- [EXTRACTED INFORMATION]:
####################
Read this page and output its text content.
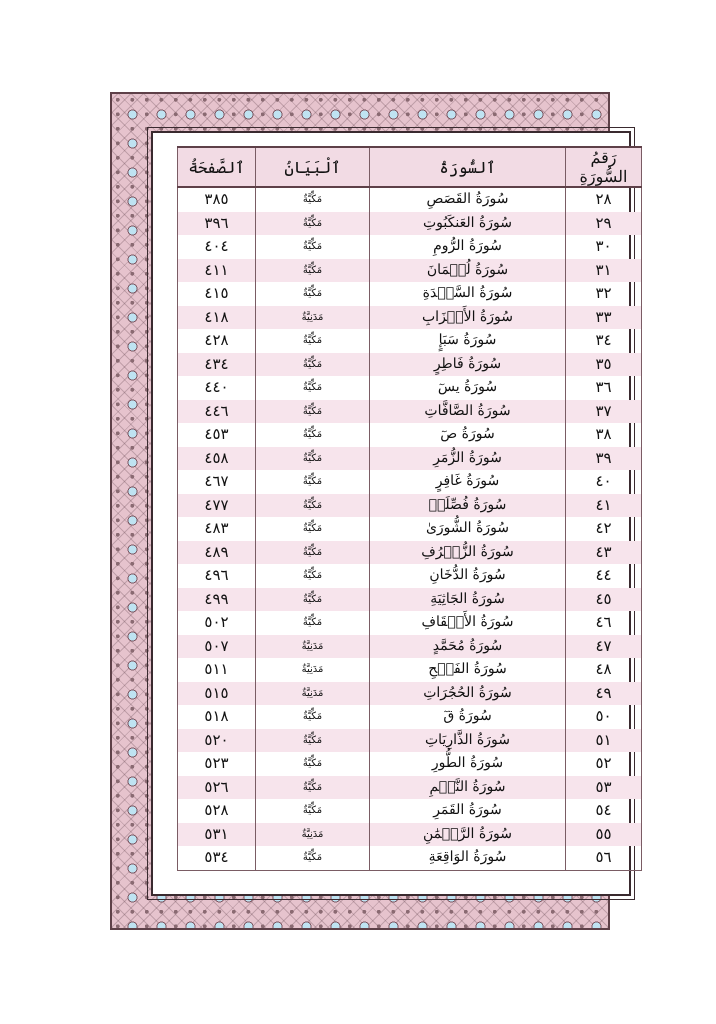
رَقمُ السُّورَةِ	ٱلسُّورَةُ	ٱلْبَيَانُ	ٱلصَّفحَةُ
٢٨	سُورَةُ القَصَصِ	مَكِّيَّةٌ	٣٨٥
٢٩	سُورَةُ العَنكَبُوتِ	مَكِّيَّةٌ	٣٩٦
٣٠	سُورَةُ الرُّومِ	مَكِّيَّةٌ	٤٠٤
٣١	سُورَةُ لُقۡمَانَ	مَكِّيَّةٌ	٤١١
٣٢	سُورَةُ السَّجۡدَةِ	مَكِّيَّةٌ	٤١٥
٣٣	سُورَةُ الأَحۡزَابِ	مَدَنِيَّةٌ	٤١٨
٣٤	سُورَةُ سَبَإٍ	مَكِّيَّةٌ	٤٢٨
٣٥	سُورَةُ فَاطِرٍ	مَكِّيَّةٌ	٤٣٤
٣٦	سُورَةُ يسٓ	مَكِّيَّةٌ	٤٤٠
٣٧	سُورَةُ الصَّافَّاتِ	مَكِّيَّةٌ	٤٤٦
٣٨	سُورَةُ صٓ	مَكِّيَّةٌ	٤٥٣
٣٩	سُورَةُ الزُّمَرِ	مَكِّيَّةٌ	٤٥٨
٤٠	سُورَةُ غَافِرٍ	مَكِّيَّةٌ	٤٦٧
٤١	سُورَةُ فُصِّلَتۡ	مَكِّيَّةٌ	٤٧٧
٤٢	سُورَةُ الشُّورَىٰ	مَكِّيَّةٌ	٤٨٣
٤٣	سُورَةُ الزُّخۡرُفِ	مَكِّيَّةٌ	٤٨٩
٤٤	سُورَةُ الدُّخَانِ	مَكِّيَّةٌ	٤٩٦
٤٥	سُورَةُ الجَاثِيَةِ	مَكِّيَّةٌ	٤٩٩
٤٦	سُورَةُ الأَحۡقَافِ	مَكِّيَّةٌ	٥٠٢
٤٧	سُورَةُ مُحَمَّدٍ	مَدَنِيَّةٌ	٥٠٧
٤٨	سُورَةُ الفَتۡحِ	مَدَنِيَّةٌ	٥١١
٤٩	سُورَةُ الحُجُرَاتِ	مَدَنِيَّةٌ	٥١٥
٥٠	سُورَةُ قٓ	مَكِّيَّةٌ	٥١٨
٥١	سُورَةُ الذَّارِيَاتِ	مَكِّيَّةٌ	٥٢٠
٥٢	سُورَةُ الطُّورِ	مَكِّيَّةٌ	٥٢٣
٥٣	سُورَةُ النَّجۡمِ	مَكِّيَّةٌ	٥٢٦
٥٤	سُورَةُ القَمَرِ	مَكِّيَّةٌ	٥٢٨
٥٥	سُورَةُ الرَّحۡمَٰنِ	مَدَنِيَّةٌ	٥٣١
٥٦	سُورَةُ الوَاقِعَةِ	مَكِّيَّةٌ	٥٣٤
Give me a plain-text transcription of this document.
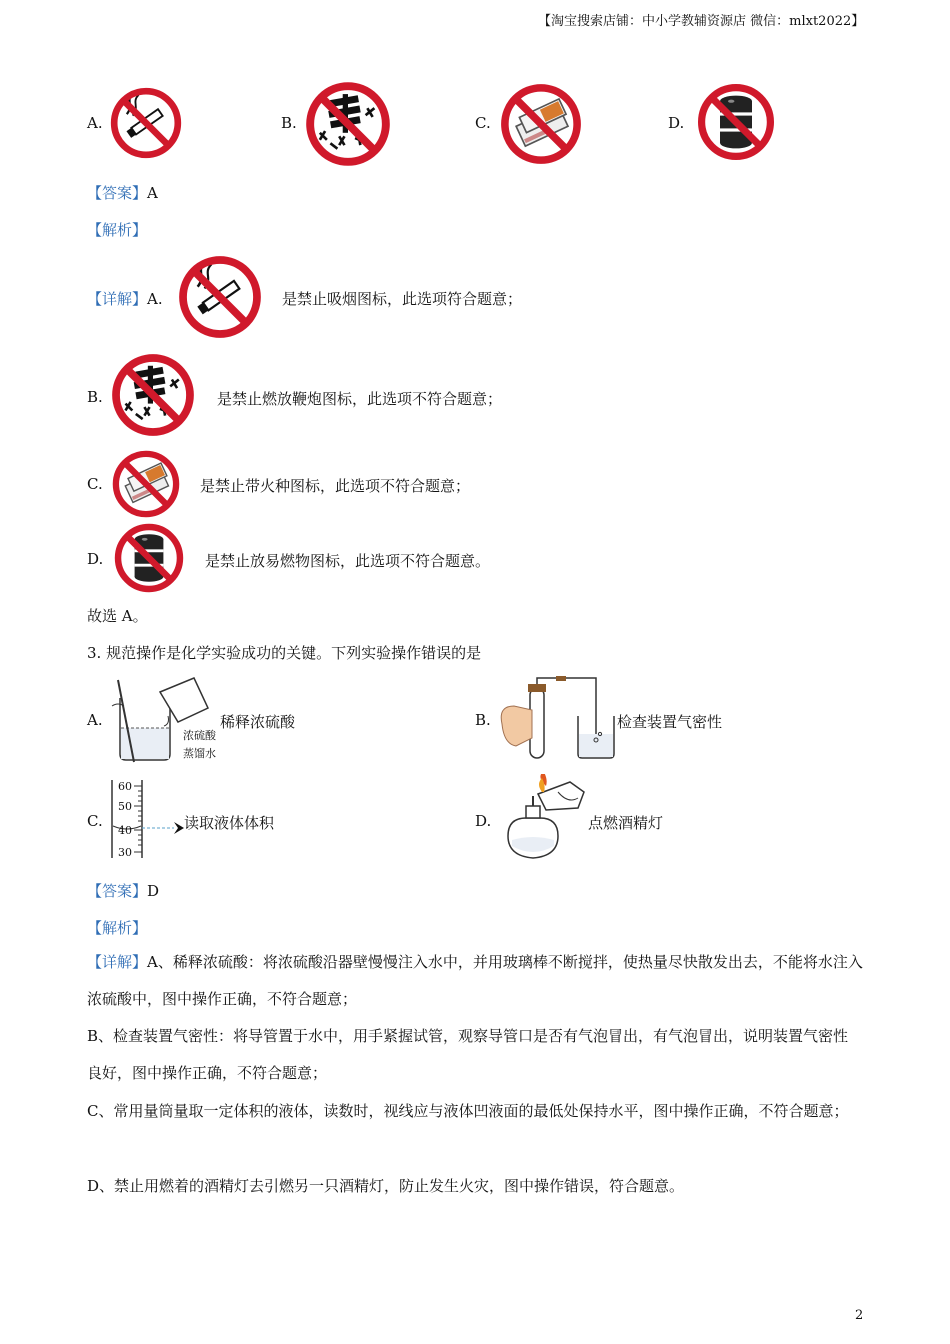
【淘宝搜索店铺：中小学教辅资源店 微信：mlxt2022】
A.	B.	C.	D.
【答案】A
【解析】
【详解】A.	是禁止吸烟图标，此选项符合题意；
B.	是禁止燃放鞭炮图标，此选项不符合题意；
C.	是禁止带火种图标，此选项不符合题意；
D.	是禁止放易燃物图标，此选项不符合题意。
故选 A。
3. 规范操作是化学实验成功的关键。下列实验操作错误的是
A.
浓硫酸
蒸馏水
稀释浓硫酸	B.	检查装置气密性
C.
60
50
40
30
读取液体体积	D.	点燃酒精灯
【答案】D
【解析】
【详解】A、稀释浓硫酸：将浓硫酸沿器壁慢慢注入水中，并用玻璃棒不断搅拌，使热量尽快散发出去，不能将水注入浓硫酸中，图中操作正确，不符合题意；
B、检查装置气密性：将导管置于水中，用手紧握试管，观察导管口是否有气泡冒出，有气泡冒出，说明装置气密性良好，图中操作正确，不符合题意；
C、常用量筒量取一定体积的液体，读数时，视线应与液体凹液面的最低处保持水平，图中操作正确，不符合题意；
D、禁止用燃着的酒精灯去引燃另一只酒精灯，防止发生火灾，图中操作错误，符合题意。
2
####################
Every line of the listing that holds "稀释浓硫酸" should be found and copied.

- [ANSWER]:
稀释浓硫酸	B.	检查装置气密性
【详解】A、稀释浓硫酸：将浓硫酸沿器壁慢慢注入水中，并用玻璃棒不断搅拌，使热量尽快散发出去，不能将水注入浓硫酸中，图中操作正确，不符合题意；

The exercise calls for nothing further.